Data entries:

________

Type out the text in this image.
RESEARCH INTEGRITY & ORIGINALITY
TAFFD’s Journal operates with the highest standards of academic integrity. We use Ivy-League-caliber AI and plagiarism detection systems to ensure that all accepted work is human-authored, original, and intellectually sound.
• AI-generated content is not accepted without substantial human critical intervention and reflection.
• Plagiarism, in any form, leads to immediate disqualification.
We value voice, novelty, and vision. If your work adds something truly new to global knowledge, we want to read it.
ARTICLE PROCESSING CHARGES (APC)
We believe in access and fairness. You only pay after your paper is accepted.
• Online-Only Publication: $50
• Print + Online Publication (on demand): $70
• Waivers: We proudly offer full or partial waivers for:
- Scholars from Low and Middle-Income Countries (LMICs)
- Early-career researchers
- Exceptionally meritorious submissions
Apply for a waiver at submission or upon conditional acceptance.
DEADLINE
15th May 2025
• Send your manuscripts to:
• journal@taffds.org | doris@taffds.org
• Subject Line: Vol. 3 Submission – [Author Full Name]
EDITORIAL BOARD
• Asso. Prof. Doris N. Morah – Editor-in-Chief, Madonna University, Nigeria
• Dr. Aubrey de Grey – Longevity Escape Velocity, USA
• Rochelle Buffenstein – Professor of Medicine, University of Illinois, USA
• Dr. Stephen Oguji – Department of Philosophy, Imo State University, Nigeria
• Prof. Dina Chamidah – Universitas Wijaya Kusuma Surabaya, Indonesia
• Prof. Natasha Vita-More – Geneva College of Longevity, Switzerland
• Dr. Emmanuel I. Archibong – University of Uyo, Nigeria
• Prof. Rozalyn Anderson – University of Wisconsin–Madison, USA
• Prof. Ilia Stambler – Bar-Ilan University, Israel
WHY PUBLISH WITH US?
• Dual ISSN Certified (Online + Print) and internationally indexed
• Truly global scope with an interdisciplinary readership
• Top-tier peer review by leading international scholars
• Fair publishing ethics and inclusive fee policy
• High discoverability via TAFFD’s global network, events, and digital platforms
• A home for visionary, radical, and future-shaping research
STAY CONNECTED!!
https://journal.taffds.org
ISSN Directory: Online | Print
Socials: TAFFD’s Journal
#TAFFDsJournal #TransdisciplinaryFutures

________

## [What the task requires]
From the records given above, copy all lines containing "Publication".

## [Answer to the problem]
• Online-Only Publication: $50
• Print + Online Publication (on demand): $70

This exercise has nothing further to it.